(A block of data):
────
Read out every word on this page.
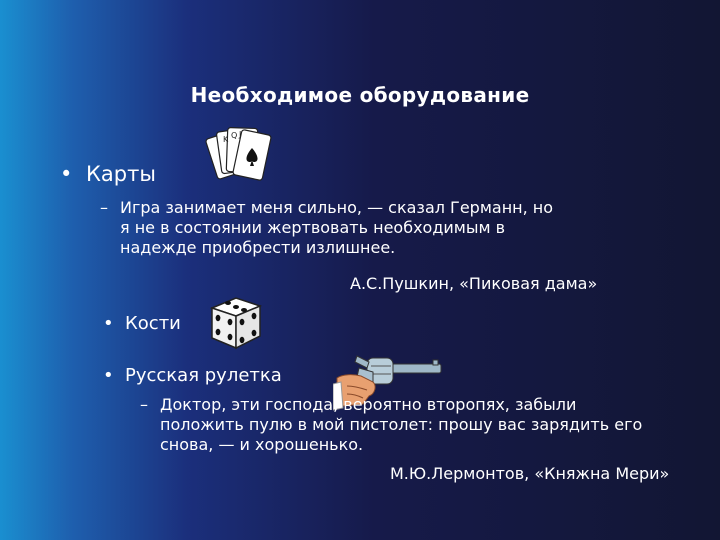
Необходимое оборудование
• Карты
K Q J
– Игра занимает меня сильно, — сказал Германн, но
я не в состоянии жертвовать необходимым в
надежде приобрести излишнее.
А.С.Пушкин, «Пиковая дама»
• Кости
• Русская рулетка
– Доктор, эти господа, вероятно второпях, забыли
положить пулю в мой пистолет: прошу вас зарядить его
снова, — и хорошенько.
М.Ю.Лермонтов, «Княжна Мери»
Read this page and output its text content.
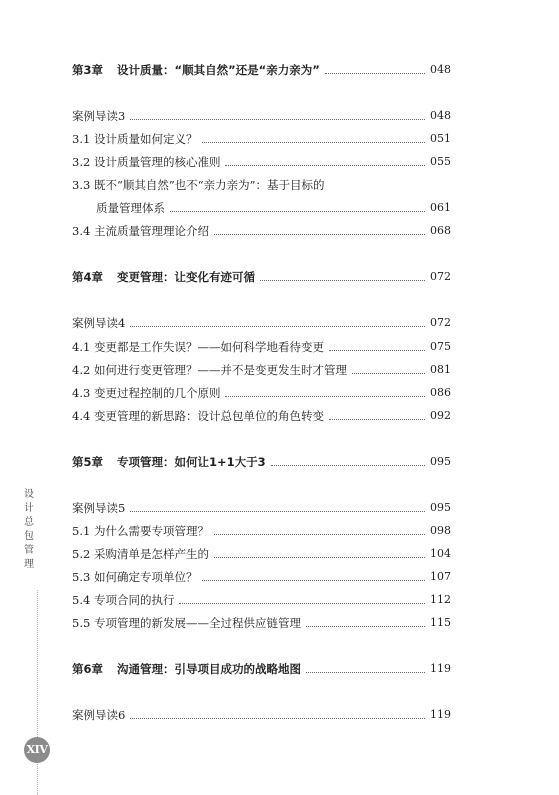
设
计
总
包
管
理
XIV
第3章 设计质量：“顺其自然”还是“亲力亲为”	048
案例导读3	048
3.1 设计质量如何定义？	051
3.2 设计质量管理的核心准则	055
3.3 既不“顺其自然”也不“亲力亲为”：基于目标的
质量管理体系	061
3.4 主流质量管理理论介绍	068
第4章 变更管理：让变化有迹可循	072
案例导读4	072
4.1 变更都是工作失误？——如何科学地看待变更	075
4.2 如何进行变更管理？——并不是变更发生时才管理	081
4.3 变更过程控制的几个原则	086
4.4 变更管理的新思路：设计总包单位的角色转变	092
第5章 专项管理：如何让1+1大于3	095
案例导读5	095
5.1 为什么需要专项管理？	098
5.2 采购清单是怎样产生的	104
5.3 如何确定专项单位？	107
5.4 专项合同的执行	112
5.5 专项管理的新发展——全过程供应链管理	115
第6章 沟通管理：引导项目成功的战略地图	119
案例导读6	119
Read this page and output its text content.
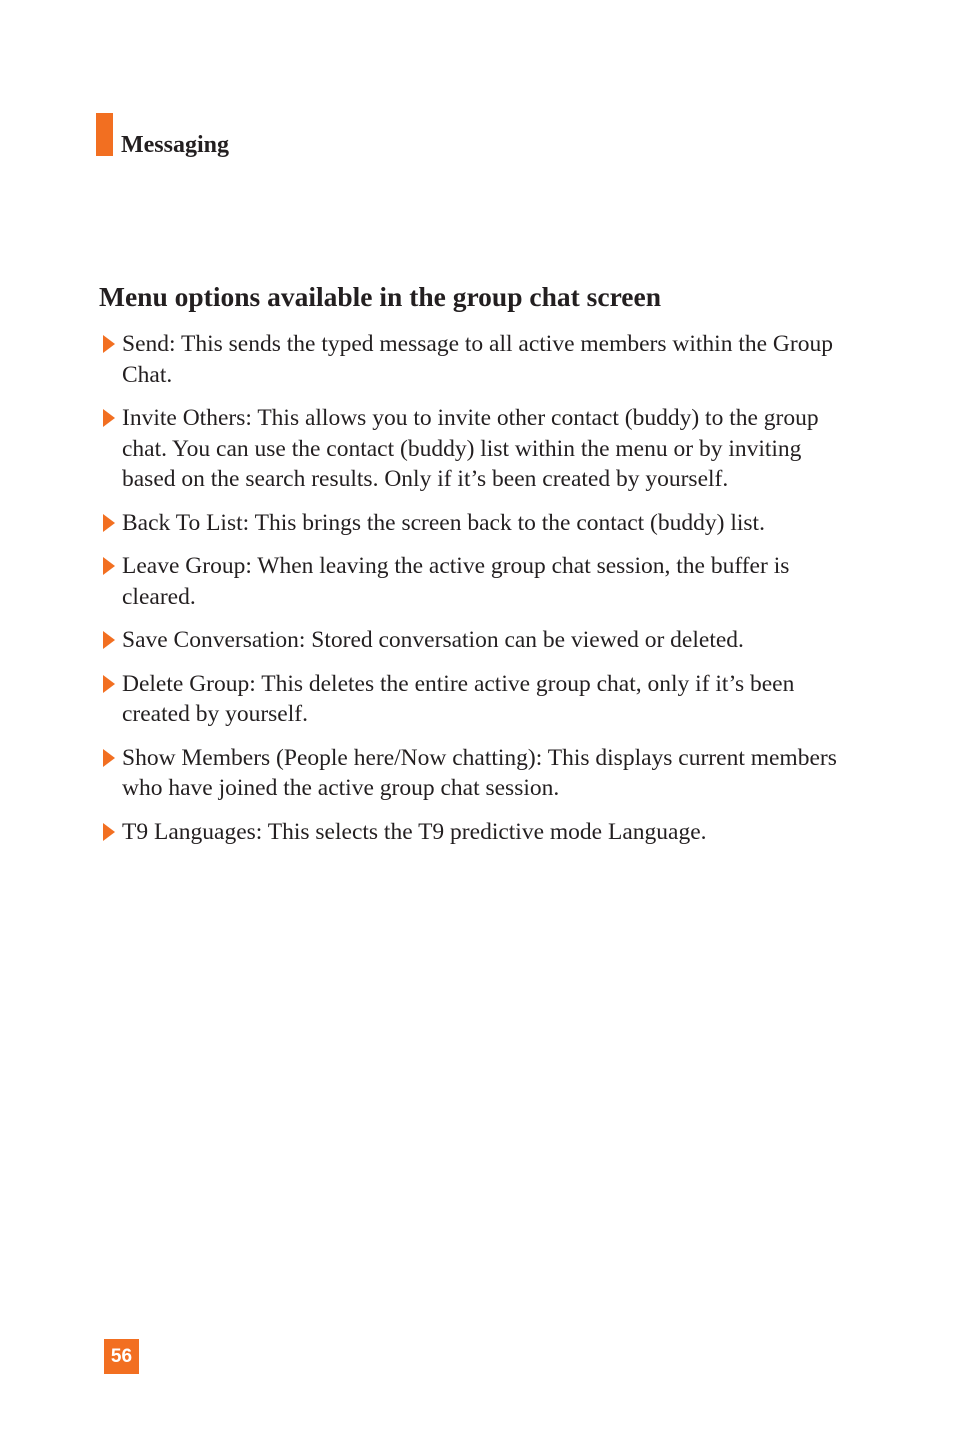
Messaging
Menu options available in the group chat screen
Send: This sends the typed message to all active members within the Group Chat.
Invite Others: This allows you to invite other contact (buddy) to the group chat. You can use the contact (buddy) list within the menu or by inviting based on the search results. Only if it’s been created by yourself.
Back To List: This brings the screen back to the contact (buddy) list.
Leave Group: When leaving the active group chat session, the buffer is cleared.
Save Conversation: Stored conversation can be viewed or deleted.
Delete Group: This deletes the entire active group chat, only if it’s been created by yourself.
Show Members (People here/Now chatting): This displays current members who have joined the active group chat session.
T9 Languages: This selects the T9 predictive mode Language.
56
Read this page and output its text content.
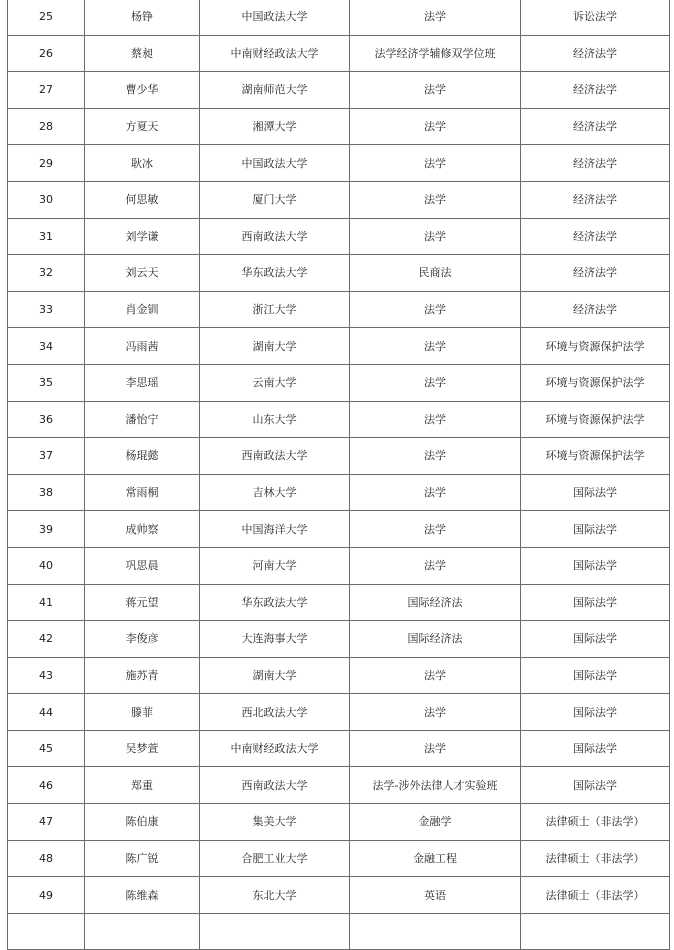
25	杨铮	中国政法大学	法学	诉讼法学
26	蔡昶	中南财经政法大学	法学经济学辅修双学位班	经济法学
27	曹少华	湖南师范大学	法学	经济法学
28	方夏天	湘潭大学	法学	经济法学
29	耿冰	中国政法大学	法学	经济法学
30	何思敏	厦门大学	法学	经济法学
31	刘学谦	西南政法大学	法学	经济法学
32	刘云天	华东政法大学	民商法	经济法学
33	肖金钏	浙江大学	法学	经济法学
34	冯雨茜	湖南大学	法学	环境与资源保护法学
35	李思瑶	云南大学	法学	环境与资源保护法学
36	潘怡宁	山东大学	法学	环境与资源保护法学
37	杨琨懿	西南政法大学	法学	环境与资源保护法学
38	常雨桐	吉林大学	法学	国际法学
39	成帅察	中国海洋大学	法学	国际法学
40	巩思晨	河南大学	法学	国际法学
41	蒋元望	华东政法大学	国际经济法	国际法学
42	李俊彦	大连海事大学	国际经济法	国际法学
43	施苏青	湖南大学	法学	国际法学
44	滕菲	西北政法大学	法学	国际法学
45	吴梦萱	中南财经政法大学	法学	国际法学
46	郑重	西南政法大学	法学-涉外法律人才实验班	国际法学
47	陈伯康	集美大学	金融学	法律硕士（非法学）
48	陈广锐	合肥工业大学	金融工程	法律硕士（非法学）
49	陈维森	东北大学	英语	法律硕士（非法学）
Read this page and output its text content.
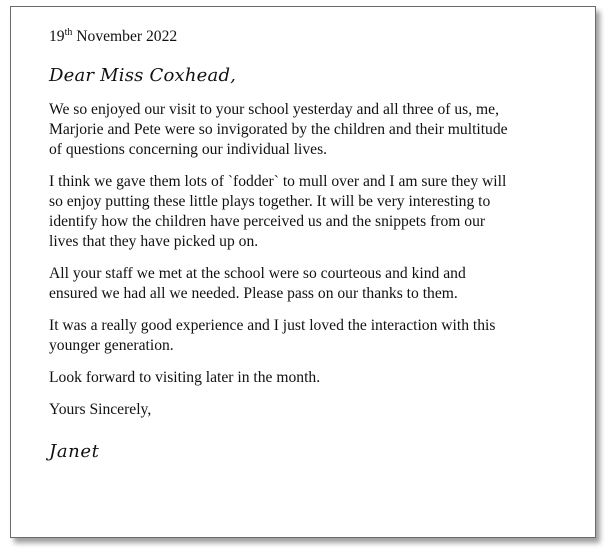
19th November 2022

Dear Miss Coxhead,

We so enjoyed our visit to your school yesterday and all three of us, me,
Marjorie and Pete were so invigorated by the children and their multitude
of questions concerning our individual lives.

I think we gave them lots of `fodder` to mull over and I am sure they will
so enjoy putting these little plays together. It will be very interesting to
identify how the children have perceived us and the snippets from our
lives that they have picked up on.

All your staff we met at the school were so courteous and kind and
ensured we had all we needed. Please pass on our thanks to them.

It was a really good experience and I just loved the interaction with this
younger generation.

Look forward to visiting later in the month.

Yours Sincerely,

Janet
────
(Stated goal):
Skip the images and write out the rest of the listing exactly.

(Output for this task):
Read out every word on this page.
Необходимое оборудование
• Карты
K Q J
– Игра занимает меня сильно, — сказал Германн, но
я не в состоянии жертвовать необходимым в
надежде приобрести излишнее.
А.С.Пушкин, «Пиковая дама»
• Кости
• Русская рулетка
– Доктор, эти господа, вероятно второпях, забыли
положить пулю в мой пистолет: прошу вас зарядить его
снова, — и хорошенько.
М.Ю.Лермонтов, «Княжна Мери»
Read this page and output its text content.
设
计
总
包
管
理
XIV
第3章 设计质量：“顺其自然”还是“亲力亲为”	048
案例导读3	048
3.1 设计质量如何定义？	051
3.2 设计质量管理的核心准则	055
3.3 既不“顺其自然”也不“亲力亲为”：基于目标的
质量管理体系	061
3.4 主流质量管理理论介绍	068
第4章 变更管理：让变化有迹可循	072
案例导读4	072
4.1 变更都是工作失误？——如何科学地看待变更	075
4.2 如何进行变更管理？——并不是变更发生时才管理	081
4.3 变更过程控制的几个原则	086
4.4 变更管理的新思路：设计总包单位的角色转变	092
第5章 专项管理：如何让1+1大于3	095
案例导读5	095
5.1 为什么需要专项管理？	098
5.2 采购清单是怎样产生的	104
5.3 如何确定专项单位？	107
5.4 专项合同的执行	112
5.5 专项管理的新发展——全过程供应链管理	115
第6章 沟通管理：引导项目成功的战略地图	119
案例导读6	119
Read this page and output its text content.
Messaging
Menu options available in the group chat screen
Send: This sends the typed message to all active members within the Group Chat.
Invite Others: This allows you to invite other contact (buddy) to the group chat. You can use the contact (buddy) list within the menu or by inviting based on the search results. Only if it’s been created by yourself.
Back To List: This brings the screen back to the contact (buddy) list.
Leave Group: When leaving the active group chat session, the buffer is cleared.
Save Conversation: Stored conversation can be viewed or deleted.
Delete Group: This deletes the entire active group chat, only if it’s been created by yourself.
Show Members (People here/Now chatting): This displays current members who have joined the active group chat session.
T9 Languages: This selects the T9 predictive mode Language.
56
Read this page and output its text content.
25	杨铮	中国政法大学	法学	诉讼法学
26	蔡昶	中南财经政法大学	法学经济学辅修双学位班	经济法学
27	曹少华	湖南师范大学	法学	经济法学
28	方夏天	湘潭大学	法学	经济法学
29	耿冰	中国政法大学	法学	经济法学
30	何思敏	厦门大学	法学	经济法学
31	刘学谦	西南政法大学	法学	经济法学
32	刘云天	华东政法大学	民商法	经济法学
33	肖金钏	浙江大学	法学	经济法学
34	冯雨茜	湖南大学	法学	环境与资源保护法学
35	李思瑶	云南大学	法学	环境与资源保护法学
36	潘怡宁	山东大学	法学	环境与资源保护法学
37	杨琨懿	西南政法大学	法学	环境与资源保护法学
38	常雨桐	吉林大学	法学	国际法学
39	成帅察	中国海洋大学	法学	国际法学
40	巩思晨	河南大学	法学	国际法学
41	蒋元望	华东政法大学	国际经济法	国际法学
42	李俊彦	大连海事大学	国际经济法	国际法学
43	施苏青	湖南大学	法学	国际法学
44	滕菲	西北政法大学	法学	国际法学
45	吴梦萱	中南财经政法大学	法学	国际法学
46	郑重	西南政法大学	法学-涉外法律人才实验班	国际法学
47	陈伯康	集美大学	金融学	法律硕士（非法学）
48	陈广锐	合肥工业大学	金融工程	法律硕士（非法学）
49	陈维森	东北大学	英语	法律硕士（非法学）
Read this page and output its text content.
19th November 2022

Dear Miss Coxhead,

We so enjoyed our visit to your school yesterday and all three of us, me,
Marjorie and Pete were so invigorated by the children and their multitude
of questions concerning our individual lives.

I think we gave them lots of `fodder` to mull over and I am sure they will
so enjoy putting these little plays together. It will be very interesting to
identify how the children have perceived us and the snippets from our
lives that they have picked up on.

All your staff we met at the school were so courteous and kind and
ensured we had all we needed. Please pass on our thanks to them.

It was a really good experience and I just loved the interaction with this
younger generation.

Look forward to visiting later in the month.

Yours Sincerely,

Janet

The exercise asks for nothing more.